Figure dataset records:
____
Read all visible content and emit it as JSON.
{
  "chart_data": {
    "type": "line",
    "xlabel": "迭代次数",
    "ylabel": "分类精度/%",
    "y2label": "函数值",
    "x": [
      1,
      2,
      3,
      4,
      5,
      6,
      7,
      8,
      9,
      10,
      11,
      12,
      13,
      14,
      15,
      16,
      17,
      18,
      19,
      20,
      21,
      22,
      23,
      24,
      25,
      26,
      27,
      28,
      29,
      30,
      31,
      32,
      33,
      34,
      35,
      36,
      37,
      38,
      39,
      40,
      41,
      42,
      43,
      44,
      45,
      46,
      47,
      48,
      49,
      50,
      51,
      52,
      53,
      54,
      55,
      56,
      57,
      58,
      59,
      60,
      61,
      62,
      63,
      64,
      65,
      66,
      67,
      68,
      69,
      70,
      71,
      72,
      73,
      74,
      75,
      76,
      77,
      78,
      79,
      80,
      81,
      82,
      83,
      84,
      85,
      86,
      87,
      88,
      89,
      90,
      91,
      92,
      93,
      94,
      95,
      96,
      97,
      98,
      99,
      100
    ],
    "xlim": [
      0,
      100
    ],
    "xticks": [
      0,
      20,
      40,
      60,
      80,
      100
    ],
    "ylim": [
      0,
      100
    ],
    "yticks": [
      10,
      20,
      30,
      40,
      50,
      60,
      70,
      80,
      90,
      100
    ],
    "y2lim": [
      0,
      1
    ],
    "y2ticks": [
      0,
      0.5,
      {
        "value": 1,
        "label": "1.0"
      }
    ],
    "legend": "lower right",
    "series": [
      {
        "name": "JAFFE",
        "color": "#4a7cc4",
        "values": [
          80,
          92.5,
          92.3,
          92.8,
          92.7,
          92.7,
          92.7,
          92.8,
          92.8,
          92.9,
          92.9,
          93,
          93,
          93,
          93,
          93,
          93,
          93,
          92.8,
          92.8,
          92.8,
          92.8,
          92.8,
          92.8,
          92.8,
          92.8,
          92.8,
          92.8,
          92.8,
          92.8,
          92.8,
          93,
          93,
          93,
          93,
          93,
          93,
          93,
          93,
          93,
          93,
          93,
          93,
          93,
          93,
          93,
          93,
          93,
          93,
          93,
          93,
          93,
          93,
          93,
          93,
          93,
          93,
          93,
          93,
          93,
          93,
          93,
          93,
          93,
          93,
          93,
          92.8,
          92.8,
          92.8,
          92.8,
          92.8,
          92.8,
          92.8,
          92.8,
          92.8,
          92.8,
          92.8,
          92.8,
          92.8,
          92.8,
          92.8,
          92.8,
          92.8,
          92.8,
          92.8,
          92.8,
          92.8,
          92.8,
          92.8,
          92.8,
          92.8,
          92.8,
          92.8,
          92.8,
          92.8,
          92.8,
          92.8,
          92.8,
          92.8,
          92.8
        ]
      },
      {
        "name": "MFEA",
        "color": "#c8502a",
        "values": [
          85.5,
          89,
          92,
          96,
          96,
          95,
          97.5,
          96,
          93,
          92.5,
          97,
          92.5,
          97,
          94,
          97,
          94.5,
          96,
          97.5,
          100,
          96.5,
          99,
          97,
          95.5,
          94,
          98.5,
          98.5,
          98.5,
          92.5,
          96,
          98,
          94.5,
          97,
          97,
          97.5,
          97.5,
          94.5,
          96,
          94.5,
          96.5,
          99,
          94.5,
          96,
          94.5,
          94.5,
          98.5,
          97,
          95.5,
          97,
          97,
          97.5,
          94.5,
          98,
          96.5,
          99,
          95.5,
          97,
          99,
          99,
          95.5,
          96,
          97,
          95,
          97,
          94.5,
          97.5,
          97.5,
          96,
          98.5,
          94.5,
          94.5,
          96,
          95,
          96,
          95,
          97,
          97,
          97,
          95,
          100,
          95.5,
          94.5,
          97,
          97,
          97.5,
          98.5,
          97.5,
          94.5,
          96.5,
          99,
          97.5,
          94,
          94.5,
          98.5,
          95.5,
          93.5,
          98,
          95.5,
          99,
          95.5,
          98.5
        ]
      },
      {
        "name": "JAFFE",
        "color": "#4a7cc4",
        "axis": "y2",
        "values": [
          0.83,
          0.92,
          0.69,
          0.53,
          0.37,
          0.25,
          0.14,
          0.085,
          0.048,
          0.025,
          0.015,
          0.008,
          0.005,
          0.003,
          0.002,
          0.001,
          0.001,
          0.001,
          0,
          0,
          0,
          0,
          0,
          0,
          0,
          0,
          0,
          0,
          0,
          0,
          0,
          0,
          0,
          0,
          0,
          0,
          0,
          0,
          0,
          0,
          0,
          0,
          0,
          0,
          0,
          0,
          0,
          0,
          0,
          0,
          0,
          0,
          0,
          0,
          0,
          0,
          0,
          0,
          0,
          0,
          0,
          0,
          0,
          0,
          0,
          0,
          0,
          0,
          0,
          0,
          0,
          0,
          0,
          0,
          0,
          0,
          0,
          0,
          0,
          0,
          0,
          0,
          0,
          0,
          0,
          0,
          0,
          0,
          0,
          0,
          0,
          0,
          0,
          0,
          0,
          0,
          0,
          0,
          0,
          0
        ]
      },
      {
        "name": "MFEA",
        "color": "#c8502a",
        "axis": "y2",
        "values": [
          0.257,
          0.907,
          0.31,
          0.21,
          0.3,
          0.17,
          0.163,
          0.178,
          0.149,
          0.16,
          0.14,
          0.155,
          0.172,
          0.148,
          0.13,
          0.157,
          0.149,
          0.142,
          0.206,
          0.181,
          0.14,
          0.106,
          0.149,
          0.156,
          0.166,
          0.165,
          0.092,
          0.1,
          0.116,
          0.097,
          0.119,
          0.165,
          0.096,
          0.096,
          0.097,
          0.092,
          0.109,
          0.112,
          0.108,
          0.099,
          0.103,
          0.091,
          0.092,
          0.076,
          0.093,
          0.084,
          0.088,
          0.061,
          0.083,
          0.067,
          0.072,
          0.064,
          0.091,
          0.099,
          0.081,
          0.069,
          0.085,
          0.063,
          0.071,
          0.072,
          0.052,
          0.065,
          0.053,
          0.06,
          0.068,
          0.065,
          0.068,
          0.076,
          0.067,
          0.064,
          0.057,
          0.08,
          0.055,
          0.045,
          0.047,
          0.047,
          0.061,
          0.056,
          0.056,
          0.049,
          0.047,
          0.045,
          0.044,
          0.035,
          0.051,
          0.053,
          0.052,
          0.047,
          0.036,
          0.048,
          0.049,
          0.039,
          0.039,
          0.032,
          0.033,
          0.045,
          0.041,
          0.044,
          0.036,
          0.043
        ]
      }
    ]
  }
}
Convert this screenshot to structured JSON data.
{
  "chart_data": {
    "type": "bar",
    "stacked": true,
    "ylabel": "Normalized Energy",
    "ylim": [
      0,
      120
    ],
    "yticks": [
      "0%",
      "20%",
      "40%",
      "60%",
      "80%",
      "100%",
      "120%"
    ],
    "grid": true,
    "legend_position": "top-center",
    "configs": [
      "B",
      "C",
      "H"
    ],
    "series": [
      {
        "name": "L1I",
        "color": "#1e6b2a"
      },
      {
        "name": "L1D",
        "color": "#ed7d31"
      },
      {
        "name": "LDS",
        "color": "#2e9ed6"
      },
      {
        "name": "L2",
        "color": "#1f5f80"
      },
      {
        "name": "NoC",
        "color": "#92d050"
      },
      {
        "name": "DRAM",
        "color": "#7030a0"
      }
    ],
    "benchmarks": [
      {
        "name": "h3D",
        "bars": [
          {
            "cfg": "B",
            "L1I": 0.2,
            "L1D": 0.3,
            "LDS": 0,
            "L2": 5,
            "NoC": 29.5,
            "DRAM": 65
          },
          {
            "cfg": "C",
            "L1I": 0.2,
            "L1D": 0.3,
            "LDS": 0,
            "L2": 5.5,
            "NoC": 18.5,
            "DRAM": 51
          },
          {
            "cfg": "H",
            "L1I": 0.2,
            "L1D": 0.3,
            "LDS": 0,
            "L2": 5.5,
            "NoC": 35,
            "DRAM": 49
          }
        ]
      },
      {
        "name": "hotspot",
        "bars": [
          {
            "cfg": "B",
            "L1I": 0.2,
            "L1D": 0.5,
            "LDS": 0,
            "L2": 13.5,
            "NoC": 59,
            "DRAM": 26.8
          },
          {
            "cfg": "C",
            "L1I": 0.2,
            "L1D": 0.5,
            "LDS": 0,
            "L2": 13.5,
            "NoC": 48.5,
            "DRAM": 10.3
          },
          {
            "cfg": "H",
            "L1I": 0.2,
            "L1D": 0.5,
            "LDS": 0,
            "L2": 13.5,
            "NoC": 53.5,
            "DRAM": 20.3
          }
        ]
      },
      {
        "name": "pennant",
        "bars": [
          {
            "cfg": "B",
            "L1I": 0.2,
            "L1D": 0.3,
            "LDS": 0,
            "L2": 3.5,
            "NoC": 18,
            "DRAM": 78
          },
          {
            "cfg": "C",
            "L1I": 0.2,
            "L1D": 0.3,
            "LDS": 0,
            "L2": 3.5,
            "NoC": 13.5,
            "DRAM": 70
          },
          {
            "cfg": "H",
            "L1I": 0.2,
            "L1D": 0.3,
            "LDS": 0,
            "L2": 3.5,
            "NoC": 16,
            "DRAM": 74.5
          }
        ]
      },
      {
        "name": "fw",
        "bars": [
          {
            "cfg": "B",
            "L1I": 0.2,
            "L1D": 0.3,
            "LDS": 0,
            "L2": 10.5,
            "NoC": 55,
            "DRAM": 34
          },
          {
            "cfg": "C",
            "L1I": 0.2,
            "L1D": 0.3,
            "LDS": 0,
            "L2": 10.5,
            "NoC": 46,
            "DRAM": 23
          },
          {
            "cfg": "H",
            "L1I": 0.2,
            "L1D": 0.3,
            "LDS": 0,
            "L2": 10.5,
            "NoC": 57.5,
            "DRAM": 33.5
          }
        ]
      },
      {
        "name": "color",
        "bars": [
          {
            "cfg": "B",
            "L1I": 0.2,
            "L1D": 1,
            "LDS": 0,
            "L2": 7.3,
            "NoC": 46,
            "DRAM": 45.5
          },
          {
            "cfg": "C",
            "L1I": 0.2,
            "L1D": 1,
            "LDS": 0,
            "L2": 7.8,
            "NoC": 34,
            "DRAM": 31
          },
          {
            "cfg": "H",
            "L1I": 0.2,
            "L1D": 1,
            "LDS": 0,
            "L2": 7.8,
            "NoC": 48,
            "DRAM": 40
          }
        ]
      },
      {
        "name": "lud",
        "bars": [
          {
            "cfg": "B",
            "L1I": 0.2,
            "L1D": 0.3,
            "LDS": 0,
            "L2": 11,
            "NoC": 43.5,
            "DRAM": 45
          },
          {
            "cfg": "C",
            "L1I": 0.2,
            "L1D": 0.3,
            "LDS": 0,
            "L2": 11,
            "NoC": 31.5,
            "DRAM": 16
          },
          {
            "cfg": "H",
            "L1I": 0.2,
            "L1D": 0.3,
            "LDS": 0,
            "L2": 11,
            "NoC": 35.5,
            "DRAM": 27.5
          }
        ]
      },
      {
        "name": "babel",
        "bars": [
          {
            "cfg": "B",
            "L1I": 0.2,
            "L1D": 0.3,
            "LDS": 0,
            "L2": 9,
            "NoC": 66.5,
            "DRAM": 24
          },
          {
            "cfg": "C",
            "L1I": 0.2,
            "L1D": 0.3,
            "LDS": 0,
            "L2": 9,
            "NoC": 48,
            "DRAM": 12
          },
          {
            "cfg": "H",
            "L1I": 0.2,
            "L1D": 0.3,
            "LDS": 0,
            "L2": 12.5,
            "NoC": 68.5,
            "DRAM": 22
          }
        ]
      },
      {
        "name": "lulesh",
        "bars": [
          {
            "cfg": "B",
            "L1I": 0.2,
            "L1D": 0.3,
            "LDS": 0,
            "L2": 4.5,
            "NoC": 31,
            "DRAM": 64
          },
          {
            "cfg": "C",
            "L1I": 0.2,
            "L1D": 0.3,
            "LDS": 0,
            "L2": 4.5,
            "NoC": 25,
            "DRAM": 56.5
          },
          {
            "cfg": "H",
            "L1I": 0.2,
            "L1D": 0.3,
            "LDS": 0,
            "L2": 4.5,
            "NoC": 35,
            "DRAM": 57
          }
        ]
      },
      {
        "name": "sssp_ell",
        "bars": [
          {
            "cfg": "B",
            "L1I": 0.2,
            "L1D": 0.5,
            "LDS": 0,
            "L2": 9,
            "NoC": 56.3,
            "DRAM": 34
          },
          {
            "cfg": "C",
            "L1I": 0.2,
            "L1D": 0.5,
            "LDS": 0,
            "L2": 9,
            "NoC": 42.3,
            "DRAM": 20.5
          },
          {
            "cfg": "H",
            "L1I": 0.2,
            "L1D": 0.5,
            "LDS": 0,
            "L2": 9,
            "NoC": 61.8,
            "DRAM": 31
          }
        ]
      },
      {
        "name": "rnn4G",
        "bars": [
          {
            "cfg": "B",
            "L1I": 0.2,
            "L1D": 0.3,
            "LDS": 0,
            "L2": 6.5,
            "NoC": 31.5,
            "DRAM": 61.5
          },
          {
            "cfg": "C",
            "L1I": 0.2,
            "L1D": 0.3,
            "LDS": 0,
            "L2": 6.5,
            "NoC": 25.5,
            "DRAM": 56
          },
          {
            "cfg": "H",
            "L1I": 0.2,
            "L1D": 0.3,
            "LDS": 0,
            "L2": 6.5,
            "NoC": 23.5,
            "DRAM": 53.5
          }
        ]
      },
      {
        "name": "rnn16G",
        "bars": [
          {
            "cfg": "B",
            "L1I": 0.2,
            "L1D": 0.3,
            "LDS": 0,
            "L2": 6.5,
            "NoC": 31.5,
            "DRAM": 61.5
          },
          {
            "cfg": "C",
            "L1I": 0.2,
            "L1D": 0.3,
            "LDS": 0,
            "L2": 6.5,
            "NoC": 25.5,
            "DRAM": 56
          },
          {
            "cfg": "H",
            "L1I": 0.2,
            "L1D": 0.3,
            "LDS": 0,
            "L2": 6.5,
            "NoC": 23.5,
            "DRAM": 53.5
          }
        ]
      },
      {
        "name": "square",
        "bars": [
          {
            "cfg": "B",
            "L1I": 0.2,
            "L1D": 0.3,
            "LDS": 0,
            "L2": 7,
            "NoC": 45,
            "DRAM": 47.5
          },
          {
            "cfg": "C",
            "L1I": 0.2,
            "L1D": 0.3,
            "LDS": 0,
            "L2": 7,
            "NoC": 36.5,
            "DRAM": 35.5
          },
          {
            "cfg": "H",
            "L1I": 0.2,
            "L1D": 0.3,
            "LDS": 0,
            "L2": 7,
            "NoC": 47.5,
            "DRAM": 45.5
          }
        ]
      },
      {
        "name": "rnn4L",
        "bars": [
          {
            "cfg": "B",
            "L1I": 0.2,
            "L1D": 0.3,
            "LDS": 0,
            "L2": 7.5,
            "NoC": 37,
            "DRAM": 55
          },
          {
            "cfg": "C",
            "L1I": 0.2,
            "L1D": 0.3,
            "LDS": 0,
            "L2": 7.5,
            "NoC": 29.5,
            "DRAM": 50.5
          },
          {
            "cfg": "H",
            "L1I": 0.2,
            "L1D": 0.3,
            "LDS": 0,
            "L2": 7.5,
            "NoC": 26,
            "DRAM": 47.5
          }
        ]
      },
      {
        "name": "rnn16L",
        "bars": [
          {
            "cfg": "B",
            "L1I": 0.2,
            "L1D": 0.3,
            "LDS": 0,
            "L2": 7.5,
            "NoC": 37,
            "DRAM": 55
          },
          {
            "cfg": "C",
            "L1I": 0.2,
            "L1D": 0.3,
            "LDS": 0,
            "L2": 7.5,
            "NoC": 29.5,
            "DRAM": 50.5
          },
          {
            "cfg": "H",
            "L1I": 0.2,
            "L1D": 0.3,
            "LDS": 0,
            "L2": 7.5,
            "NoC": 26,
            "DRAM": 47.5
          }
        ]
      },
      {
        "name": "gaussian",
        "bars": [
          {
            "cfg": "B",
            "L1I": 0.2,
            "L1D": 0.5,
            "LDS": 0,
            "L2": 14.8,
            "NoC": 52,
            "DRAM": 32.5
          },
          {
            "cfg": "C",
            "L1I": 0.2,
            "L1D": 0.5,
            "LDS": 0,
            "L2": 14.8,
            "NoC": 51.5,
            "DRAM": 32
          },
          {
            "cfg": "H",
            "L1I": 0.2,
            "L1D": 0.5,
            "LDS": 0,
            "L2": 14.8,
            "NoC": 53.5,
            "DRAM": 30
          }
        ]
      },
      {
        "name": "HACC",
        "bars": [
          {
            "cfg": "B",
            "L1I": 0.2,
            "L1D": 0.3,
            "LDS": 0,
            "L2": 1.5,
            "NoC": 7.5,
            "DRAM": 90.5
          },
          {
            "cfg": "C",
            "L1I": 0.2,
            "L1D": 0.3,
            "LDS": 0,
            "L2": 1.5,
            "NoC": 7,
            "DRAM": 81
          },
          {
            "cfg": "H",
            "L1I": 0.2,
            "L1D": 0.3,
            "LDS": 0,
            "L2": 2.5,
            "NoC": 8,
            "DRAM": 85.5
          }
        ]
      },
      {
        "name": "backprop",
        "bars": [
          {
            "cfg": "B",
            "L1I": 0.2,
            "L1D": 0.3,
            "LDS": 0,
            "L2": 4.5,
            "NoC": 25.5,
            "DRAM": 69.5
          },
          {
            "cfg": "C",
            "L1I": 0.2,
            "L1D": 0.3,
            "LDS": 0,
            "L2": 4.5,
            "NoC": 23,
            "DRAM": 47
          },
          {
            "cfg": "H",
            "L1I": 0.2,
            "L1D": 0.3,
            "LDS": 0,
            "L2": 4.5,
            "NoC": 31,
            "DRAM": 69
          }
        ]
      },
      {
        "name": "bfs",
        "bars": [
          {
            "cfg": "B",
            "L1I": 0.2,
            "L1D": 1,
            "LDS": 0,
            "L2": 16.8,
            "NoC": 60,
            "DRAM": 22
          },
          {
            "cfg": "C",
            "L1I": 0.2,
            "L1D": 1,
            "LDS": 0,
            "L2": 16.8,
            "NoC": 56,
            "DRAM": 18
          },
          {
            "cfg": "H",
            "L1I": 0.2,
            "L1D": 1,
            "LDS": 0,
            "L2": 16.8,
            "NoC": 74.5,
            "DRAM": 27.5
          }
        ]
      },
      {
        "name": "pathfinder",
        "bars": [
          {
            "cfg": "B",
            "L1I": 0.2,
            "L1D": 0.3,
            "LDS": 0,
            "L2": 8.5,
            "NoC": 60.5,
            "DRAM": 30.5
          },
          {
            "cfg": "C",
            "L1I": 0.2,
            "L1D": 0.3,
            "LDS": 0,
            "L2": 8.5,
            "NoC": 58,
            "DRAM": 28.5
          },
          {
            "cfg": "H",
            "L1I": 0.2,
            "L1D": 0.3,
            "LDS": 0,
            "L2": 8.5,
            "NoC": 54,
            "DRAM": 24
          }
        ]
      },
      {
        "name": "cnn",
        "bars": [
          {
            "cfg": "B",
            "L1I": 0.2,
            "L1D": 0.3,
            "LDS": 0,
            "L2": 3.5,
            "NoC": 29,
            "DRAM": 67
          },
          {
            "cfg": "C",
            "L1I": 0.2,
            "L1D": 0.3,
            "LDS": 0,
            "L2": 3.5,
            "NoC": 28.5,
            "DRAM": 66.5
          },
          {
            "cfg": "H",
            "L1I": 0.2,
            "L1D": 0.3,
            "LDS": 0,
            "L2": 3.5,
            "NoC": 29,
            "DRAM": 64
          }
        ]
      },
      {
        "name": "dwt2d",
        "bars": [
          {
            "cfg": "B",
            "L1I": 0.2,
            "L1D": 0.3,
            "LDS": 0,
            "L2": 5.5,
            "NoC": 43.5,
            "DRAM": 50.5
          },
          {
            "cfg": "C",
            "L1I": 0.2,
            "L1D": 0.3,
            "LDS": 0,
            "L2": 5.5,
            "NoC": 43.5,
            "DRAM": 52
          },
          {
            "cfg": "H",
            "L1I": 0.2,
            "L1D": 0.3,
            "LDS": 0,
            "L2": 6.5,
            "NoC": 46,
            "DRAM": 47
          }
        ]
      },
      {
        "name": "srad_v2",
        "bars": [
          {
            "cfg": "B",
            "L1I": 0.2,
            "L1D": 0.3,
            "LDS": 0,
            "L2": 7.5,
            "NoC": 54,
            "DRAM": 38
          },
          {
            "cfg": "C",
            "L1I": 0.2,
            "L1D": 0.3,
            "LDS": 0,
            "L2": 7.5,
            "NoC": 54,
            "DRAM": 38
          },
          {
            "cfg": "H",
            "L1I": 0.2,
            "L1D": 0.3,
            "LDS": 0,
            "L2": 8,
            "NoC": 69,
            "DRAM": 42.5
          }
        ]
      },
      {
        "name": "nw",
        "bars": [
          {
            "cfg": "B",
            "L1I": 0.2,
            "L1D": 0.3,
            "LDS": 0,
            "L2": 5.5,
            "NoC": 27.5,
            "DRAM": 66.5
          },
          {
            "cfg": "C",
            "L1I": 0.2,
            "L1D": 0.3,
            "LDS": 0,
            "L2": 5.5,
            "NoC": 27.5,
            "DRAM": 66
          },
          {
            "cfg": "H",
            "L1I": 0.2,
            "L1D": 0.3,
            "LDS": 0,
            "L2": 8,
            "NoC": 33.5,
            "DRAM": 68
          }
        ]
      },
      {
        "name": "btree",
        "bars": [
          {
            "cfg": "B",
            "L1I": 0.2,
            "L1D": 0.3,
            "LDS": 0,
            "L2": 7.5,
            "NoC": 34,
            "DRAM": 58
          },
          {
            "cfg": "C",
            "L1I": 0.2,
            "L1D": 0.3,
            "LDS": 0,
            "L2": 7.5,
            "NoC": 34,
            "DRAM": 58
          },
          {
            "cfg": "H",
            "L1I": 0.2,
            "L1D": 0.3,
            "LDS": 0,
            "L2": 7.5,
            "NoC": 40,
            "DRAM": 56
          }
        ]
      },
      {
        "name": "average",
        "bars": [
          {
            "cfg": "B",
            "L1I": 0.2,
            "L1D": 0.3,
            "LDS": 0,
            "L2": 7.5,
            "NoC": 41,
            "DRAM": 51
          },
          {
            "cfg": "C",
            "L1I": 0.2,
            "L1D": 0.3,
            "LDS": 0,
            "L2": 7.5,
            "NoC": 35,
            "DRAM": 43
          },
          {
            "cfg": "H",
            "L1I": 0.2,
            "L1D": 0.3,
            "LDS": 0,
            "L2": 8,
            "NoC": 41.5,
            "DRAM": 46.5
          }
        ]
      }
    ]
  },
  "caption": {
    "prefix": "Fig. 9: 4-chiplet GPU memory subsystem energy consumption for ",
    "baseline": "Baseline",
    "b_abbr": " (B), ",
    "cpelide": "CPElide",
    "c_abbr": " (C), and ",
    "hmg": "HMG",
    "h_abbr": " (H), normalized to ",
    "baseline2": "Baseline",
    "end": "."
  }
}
____
[EXERCISE BRIEF]
State how many lines of the records above contain the word "ylabel", giving only that number.

[RESULT OF THE EXERCISE]
2